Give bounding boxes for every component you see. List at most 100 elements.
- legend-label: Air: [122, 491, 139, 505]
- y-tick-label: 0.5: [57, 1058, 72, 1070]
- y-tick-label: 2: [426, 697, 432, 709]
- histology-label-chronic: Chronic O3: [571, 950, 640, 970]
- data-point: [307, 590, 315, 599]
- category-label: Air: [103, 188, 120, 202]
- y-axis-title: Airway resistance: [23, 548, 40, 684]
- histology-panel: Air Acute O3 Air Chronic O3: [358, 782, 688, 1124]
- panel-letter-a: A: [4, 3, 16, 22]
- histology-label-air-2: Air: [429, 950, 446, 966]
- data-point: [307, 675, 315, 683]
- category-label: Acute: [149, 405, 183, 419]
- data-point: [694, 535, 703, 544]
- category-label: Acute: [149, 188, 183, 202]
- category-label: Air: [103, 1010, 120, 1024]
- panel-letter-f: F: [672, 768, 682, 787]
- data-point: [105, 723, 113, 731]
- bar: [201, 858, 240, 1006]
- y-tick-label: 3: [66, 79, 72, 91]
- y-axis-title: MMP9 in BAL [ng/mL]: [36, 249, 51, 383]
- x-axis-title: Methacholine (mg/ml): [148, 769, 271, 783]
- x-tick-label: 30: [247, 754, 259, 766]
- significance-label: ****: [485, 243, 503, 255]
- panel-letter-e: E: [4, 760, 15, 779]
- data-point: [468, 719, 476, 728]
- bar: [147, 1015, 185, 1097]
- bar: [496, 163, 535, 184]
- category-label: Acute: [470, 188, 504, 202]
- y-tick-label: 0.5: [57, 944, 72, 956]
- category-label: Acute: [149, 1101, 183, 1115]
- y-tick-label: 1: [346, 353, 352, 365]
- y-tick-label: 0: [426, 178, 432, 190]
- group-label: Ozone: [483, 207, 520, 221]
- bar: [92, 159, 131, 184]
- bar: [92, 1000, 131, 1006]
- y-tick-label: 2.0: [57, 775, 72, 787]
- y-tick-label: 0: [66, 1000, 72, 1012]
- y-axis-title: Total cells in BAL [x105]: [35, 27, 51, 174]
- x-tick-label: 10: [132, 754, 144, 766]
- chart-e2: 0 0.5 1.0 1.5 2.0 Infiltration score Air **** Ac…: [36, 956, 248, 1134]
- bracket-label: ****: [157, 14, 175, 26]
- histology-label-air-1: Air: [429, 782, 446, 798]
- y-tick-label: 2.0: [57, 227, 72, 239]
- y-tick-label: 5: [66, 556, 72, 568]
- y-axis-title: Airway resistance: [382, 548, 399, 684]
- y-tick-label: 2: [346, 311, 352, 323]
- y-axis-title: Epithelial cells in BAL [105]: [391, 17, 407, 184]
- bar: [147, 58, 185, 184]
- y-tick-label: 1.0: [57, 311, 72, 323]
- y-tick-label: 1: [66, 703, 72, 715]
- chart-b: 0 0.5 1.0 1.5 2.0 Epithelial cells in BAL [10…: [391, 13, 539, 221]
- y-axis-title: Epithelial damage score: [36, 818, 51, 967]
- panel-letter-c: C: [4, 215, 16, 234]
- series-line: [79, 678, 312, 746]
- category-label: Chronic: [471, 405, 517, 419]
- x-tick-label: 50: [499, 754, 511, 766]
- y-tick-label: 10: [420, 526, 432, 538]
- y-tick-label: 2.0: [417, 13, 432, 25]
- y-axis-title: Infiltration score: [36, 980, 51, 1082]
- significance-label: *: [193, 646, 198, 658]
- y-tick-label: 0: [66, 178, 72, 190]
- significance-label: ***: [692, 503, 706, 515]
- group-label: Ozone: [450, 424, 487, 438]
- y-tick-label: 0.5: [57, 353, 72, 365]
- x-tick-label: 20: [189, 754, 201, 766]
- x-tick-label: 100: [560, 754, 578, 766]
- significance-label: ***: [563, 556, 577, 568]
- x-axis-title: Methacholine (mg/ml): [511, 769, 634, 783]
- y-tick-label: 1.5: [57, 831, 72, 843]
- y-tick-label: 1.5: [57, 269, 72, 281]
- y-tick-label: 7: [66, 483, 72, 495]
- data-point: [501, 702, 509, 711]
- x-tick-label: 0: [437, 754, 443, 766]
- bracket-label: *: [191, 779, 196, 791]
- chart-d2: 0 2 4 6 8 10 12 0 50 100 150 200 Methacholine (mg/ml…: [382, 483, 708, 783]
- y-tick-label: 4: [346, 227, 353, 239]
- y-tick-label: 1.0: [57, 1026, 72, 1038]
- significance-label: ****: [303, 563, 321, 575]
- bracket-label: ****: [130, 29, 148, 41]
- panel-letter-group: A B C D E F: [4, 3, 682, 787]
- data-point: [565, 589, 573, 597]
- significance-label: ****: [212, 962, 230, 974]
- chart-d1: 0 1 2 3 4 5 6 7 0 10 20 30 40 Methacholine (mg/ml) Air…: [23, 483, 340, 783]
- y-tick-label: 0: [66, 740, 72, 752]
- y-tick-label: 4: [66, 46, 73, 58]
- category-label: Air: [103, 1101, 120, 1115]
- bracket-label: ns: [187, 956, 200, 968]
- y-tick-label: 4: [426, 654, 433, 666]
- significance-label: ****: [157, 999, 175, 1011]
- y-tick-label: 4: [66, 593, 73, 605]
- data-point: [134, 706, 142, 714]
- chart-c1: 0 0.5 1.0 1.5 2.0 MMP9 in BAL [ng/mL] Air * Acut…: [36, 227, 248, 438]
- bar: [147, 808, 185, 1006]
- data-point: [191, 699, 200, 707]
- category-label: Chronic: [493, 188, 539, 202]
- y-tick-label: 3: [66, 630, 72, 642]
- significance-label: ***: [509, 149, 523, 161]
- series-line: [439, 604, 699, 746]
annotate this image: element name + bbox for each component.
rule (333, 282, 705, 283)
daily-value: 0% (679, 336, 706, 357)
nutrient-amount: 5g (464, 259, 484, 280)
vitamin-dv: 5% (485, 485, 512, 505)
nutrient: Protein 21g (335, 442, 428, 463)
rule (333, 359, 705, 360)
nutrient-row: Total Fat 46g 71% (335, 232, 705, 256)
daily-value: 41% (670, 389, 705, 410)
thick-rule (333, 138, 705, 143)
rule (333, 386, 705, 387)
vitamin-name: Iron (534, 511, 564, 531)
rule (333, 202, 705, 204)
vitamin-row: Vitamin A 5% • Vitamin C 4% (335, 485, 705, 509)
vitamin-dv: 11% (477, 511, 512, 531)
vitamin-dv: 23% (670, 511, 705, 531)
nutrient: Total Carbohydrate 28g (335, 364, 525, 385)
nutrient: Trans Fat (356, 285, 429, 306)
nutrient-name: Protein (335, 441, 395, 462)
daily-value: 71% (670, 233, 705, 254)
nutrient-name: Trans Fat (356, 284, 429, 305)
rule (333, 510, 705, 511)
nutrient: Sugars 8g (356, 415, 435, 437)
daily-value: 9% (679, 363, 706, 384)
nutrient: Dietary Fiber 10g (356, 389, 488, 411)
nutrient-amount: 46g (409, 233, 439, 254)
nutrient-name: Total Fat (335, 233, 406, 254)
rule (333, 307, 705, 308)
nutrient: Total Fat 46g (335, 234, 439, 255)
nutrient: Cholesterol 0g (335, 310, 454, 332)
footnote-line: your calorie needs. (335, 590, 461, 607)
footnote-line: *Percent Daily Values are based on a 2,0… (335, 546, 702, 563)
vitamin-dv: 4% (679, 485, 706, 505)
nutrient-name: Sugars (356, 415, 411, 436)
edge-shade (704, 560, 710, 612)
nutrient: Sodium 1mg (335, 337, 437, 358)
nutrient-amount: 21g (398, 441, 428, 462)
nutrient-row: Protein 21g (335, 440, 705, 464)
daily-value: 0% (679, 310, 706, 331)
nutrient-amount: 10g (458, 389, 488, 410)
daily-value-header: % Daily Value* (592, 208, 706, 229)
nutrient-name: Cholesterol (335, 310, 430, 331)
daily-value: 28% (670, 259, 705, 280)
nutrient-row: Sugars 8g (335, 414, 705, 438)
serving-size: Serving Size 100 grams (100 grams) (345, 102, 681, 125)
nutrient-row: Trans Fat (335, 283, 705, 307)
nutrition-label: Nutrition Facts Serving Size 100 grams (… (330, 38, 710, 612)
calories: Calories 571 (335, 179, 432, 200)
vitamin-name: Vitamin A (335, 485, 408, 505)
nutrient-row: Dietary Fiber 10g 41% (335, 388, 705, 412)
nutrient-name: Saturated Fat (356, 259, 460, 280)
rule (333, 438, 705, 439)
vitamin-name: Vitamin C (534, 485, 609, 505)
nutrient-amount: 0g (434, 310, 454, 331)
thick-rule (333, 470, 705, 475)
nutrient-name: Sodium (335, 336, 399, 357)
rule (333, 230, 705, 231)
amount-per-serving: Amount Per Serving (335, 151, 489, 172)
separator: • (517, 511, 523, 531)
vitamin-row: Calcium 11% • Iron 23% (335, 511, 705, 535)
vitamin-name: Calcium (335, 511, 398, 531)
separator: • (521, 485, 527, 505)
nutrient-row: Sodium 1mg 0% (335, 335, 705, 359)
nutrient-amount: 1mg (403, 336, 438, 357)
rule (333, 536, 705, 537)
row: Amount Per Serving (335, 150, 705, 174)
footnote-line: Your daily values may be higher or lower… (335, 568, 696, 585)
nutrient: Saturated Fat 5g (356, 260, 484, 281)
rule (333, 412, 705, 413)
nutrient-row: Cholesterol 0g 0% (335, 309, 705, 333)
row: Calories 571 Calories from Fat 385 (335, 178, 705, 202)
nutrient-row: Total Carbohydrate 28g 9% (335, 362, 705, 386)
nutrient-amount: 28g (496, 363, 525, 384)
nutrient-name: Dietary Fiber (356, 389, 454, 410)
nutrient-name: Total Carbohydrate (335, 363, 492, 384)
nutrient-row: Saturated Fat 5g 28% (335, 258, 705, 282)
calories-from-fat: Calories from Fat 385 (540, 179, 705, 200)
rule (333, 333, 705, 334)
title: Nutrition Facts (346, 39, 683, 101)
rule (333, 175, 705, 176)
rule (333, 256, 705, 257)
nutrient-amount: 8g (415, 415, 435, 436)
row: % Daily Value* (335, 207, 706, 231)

_WHAT THE TASK REQUIRES:_ If a line in the entries holds the string "Carbohydrate", count it, then state the total and nothing more.

_EXPECTED OUTPUT:_ 3